::: Entries provided :::

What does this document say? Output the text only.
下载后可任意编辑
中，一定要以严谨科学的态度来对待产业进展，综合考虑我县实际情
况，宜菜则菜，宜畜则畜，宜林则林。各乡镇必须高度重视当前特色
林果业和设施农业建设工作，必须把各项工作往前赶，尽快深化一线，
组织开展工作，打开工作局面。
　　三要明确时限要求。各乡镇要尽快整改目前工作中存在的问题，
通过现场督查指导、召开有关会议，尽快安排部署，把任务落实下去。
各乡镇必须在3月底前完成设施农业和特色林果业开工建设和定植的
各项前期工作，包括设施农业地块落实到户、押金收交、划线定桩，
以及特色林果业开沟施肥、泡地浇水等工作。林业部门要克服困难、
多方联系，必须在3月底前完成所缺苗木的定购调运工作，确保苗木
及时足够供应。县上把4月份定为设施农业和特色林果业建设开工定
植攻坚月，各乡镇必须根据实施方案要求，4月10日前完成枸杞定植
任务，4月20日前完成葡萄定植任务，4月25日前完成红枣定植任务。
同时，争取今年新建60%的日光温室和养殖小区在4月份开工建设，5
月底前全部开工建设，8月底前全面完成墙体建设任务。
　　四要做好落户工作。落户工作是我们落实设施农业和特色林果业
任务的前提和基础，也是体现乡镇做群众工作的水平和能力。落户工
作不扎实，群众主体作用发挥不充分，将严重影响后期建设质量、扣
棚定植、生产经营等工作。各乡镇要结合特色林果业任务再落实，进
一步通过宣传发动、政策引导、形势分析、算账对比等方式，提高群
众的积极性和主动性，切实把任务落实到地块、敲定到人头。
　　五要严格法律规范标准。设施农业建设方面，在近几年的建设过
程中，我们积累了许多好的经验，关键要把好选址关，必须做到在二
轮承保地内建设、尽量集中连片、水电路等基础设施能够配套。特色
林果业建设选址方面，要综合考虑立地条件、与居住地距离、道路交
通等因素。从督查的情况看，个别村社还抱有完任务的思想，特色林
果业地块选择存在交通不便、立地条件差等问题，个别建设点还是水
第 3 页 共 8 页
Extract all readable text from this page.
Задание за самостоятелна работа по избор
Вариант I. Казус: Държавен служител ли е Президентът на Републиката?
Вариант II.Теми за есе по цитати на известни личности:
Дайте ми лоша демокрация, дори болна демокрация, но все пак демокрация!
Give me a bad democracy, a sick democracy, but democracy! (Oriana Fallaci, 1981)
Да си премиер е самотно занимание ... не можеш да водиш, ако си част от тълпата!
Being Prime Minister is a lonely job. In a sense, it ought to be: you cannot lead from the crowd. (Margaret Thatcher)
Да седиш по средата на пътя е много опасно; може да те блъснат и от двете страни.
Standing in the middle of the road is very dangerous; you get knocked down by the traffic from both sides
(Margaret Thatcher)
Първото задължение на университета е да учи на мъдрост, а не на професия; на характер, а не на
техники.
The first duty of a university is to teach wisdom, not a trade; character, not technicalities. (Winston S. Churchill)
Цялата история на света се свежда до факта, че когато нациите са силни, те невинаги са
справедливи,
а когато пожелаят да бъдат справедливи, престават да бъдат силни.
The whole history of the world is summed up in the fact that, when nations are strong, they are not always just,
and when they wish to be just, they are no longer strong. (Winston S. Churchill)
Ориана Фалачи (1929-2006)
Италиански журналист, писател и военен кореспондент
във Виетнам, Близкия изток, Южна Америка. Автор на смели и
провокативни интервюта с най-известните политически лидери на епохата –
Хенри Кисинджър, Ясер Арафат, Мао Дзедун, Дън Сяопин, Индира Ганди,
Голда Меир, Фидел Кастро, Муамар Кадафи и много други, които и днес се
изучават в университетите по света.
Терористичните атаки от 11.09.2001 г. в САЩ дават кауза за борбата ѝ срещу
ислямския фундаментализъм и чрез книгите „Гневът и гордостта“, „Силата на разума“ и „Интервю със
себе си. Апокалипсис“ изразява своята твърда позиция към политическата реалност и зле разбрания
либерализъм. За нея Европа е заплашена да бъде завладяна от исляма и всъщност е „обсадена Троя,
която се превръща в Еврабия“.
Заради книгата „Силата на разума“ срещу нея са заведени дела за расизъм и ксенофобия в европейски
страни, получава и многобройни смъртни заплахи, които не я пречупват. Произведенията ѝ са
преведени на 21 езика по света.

:::

_Problem to solve_
Retype all of the material, keeping each line exact.

_Exercise solution_
What does this document say? Output the text only.
下载后可任意编辑
中，一定要以严谨科学的态度来对待产业进展，综合考虑我县实际情
况，宜菜则菜，宜畜则畜，宜林则林。各乡镇必须高度重视当前特色
林果业和设施农业建设工作，必须把各项工作往前赶，尽快深化一线，
组织开展工作，打开工作局面。
　　三要明确时限要求。各乡镇要尽快整改目前工作中存在的问题，
通过现场督查指导、召开有关会议，尽快安排部署，把任务落实下去。
各乡镇必须在3月底前完成设施农业和特色林果业开工建设和定植的
各项前期工作，包括设施农业地块落实到户、押金收交、划线定桩，
以及特色林果业开沟施肥、泡地浇水等工作。林业部门要克服困难、
多方联系，必须在3月底前完成所缺苗木的定购调运工作，确保苗木
及时足够供应。县上把4月份定为设施农业和特色林果业建设开工定
植攻坚月，各乡镇必须根据实施方案要求，4月10日前完成枸杞定植
任务，4月20日前完成葡萄定植任务，4月25日前完成红枣定植任务。
同时，争取今年新建60%的日光温室和养殖小区在4月份开工建设，5
月底前全部开工建设，8月底前全面完成墙体建设任务。
　　四要做好落户工作。落户工作是我们落实设施农业和特色林果业
任务的前提和基础，也是体现乡镇做群众工作的水平和能力。落户工
作不扎实，群众主体作用发挥不充分，将严重影响后期建设质量、扣
棚定植、生产经营等工作。各乡镇要结合特色林果业任务再落实，进
一步通过宣传发动、政策引导、形势分析、算账对比等方式，提高群
众的积极性和主动性，切实把任务落实到地块、敲定到人头。
　　五要严格法律规范标准。设施农业建设方面，在近几年的建设过
程中，我们积累了许多好的经验，关键要把好选址关，必须做到在二
轮承保地内建设、尽量集中连片、水电路等基础设施能够配套。特色
林果业建设选址方面，要综合考虑立地条件、与居住地距离、道路交
通等因素。从督查的情况看，个别村社还抱有完任务的思想，特色林
果业地块选择存在交通不便、立地条件差等问题，个别建设点还是水
第 3 页 共 8 页
Extract all readable text from this page.
Задание за самостоятелна работа по избор
Вариант I. Казус: Държавен служител ли е Президентът на Републиката?
Вариант II.Теми за есе по цитати на известни личности:
Дайте ми лоша демокрация, дори болна демокрация, но все пак демокрация!
Give me a bad democracy, a sick democracy, but democracy! (Oriana Fallaci, 1981)
Да си премиер е самотно занимание ... не можеш да водиш, ако си част от тълпата!
Being Prime Minister is a lonely job. In a sense, it ought to be: you cannot lead from the crowd. (Margaret Thatcher)
Да седиш по средата на пътя е много опасно; може да те блъснат и от двете страни.
Standing in the middle of the road is very dangerous; you get knocked down by the traffic from both sides
(Margaret Thatcher)
Първото задължение на университета е да учи на мъдрост, а не на професия; на характер, а не на
техники.
The first duty of a university is to teach wisdom, not a trade; character, not technicalities. (Winston S. Churchill)
Цялата история на света се свежда до факта, че когато нациите са силни, те невинаги са
справедливи,
а когато пожелаят да бъдат справедливи, престават да бъдат силни.
The whole history of the world is summed up in the fact that, when nations are strong, they are not always just,
and when they wish to be just, they are no longer strong. (Winston S. Churchill)
Ориана Фалачи (1929-2006)
Италиански журналист, писател и военен кореспондент
във Виетнам, Близкия изток, Южна Америка. Автор на смели и
провокативни интервюта с най-известните политически лидери на епохата –
Хенри Кисинджър, Ясер Арафат, Мао Дзедун, Дън Сяопин, Индира Ганди,
Голда Меир, Фидел Кастро, Муамар Кадафи и много други, които и днес се
изучават в университетите по света.
Терористичните атаки от 11.09.2001 г. в САЩ дават кауза за борбата ѝ срещу
ислямския фундаментализъм и чрез книгите „Гневът и гордостта“, „Силата на разума“ и „Интервю със
себе си. Апокалипсис“ изразява своята твърда позиция към политическата реалност и зле разбрания
либерализъм. За нея Европа е заплашена да бъде завладяна от исляма и всъщност е „обсадена Троя,
която се превръща в Еврабия“.
Заради книгата „Силата на разума“ срещу нея са заведени дела за расизъм и ксенофобия в европейски
страни, получава и многобройни смъртни заплахи, които не я пречупват. Произведенията ѝ са
преведени на 21 езика по света.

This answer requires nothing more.